Copy out all the records exactly.

--- START OF MATERIAL PROVIDED ---

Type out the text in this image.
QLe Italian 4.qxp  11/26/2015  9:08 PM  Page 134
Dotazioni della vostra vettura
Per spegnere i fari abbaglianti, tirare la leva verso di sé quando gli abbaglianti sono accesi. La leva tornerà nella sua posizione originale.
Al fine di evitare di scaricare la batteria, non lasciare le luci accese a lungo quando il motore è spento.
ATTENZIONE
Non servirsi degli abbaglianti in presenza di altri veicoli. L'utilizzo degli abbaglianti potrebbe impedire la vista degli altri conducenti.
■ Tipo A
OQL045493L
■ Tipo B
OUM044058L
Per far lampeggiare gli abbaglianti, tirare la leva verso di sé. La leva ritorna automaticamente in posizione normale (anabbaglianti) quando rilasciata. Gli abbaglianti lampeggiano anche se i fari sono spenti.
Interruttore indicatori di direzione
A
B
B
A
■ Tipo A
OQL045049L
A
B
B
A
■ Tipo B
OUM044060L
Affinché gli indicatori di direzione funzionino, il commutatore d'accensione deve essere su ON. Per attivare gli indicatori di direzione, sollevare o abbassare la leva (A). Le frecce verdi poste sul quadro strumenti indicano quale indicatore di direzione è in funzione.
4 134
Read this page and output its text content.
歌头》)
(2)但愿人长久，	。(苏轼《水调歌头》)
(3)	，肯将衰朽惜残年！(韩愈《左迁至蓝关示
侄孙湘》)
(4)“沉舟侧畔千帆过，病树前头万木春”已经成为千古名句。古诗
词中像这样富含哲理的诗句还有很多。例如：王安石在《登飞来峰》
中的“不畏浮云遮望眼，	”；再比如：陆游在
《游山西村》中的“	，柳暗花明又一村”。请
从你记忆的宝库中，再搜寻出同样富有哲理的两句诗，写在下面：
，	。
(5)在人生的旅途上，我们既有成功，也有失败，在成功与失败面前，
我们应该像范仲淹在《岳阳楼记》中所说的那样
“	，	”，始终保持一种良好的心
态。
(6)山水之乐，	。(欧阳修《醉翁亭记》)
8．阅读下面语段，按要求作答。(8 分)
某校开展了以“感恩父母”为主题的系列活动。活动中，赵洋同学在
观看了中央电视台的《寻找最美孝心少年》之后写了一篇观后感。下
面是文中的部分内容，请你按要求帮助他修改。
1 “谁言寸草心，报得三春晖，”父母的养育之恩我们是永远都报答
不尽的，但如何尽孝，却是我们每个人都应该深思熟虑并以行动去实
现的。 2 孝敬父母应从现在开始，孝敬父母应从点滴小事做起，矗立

--- END OF MATERIAL PROVIDED ---

### ANSWER FOR THE TASK
Type out the text in this image.
QLe Italian 4.qxp  11/26/2015  9:08 PM  Page 134
Dotazioni della vostra vettura
Per spegnere i fari abbaglianti, tirare la leva verso di sé quando gli abbaglianti sono accesi. La leva tornerà nella sua posizione originale.
Al fine di evitare di scaricare la batteria, non lasciare le luci accese a lungo quando il motore è spento.
ATTENZIONE
Non servirsi degli abbaglianti in presenza di altri veicoli. L'utilizzo degli abbaglianti potrebbe impedire la vista degli altri conducenti.
■ Tipo A
OQL045493L
■ Tipo B
OUM044058L
Per far lampeggiare gli abbaglianti, tirare la leva verso di sé. La leva ritorna automaticamente in posizione normale (anabbaglianti) quando rilasciata. Gli abbaglianti lampeggiano anche se i fari sono spenti.
Interruttore indicatori di direzione
A
B
B
A
■ Tipo A
OQL045049L
A
B
B
A
■ Tipo B
OUM044060L
Affinché gli indicatori di direzione funzionino, il commutatore d'accensione deve essere su ON. Per attivare gli indicatori di direzione, sollevare o abbassare la leva (A). Le frecce verdi poste sul quadro strumenti indicano quale indicatore di direzione è in funzione.
4 134
Read this page and output its text content.
歌头》)
(2)但愿人长久，	。(苏轼《水调歌头》)
(3)	，肯将衰朽惜残年！(韩愈《左迁至蓝关示
侄孙湘》)
(4)“沉舟侧畔千帆过，病树前头万木春”已经成为千古名句。古诗
词中像这样富含哲理的诗句还有很多。例如：王安石在《登飞来峰》
中的“不畏浮云遮望眼，	”；再比如：陆游在
《游山西村》中的“	，柳暗花明又一村”。请
从你记忆的宝库中，再搜寻出同样富有哲理的两句诗，写在下面：
，	。
(5)在人生的旅途上，我们既有成功，也有失败，在成功与失败面前，
我们应该像范仲淹在《岳阳楼记》中所说的那样
“	，	”，始终保持一种良好的心
态。
(6)山水之乐，	。(欧阳修《醉翁亭记》)
8．阅读下面语段，按要求作答。(8 分)
某校开展了以“感恩父母”为主题的系列活动。活动中，赵洋同学在
观看了中央电视台的《寻找最美孝心少年》之后写了一篇观后感。下
面是文中的部分内容，请你按要求帮助他修改。
1 “谁言寸草心，报得三春晖，”父母的养育之恩我们是永远都报答
不尽的，但如何尽孝，却是我们每个人都应该深思熟虑并以行动去实
现的。 2 孝敬父母应从现在开始，孝敬父母应从点滴小事做起，矗立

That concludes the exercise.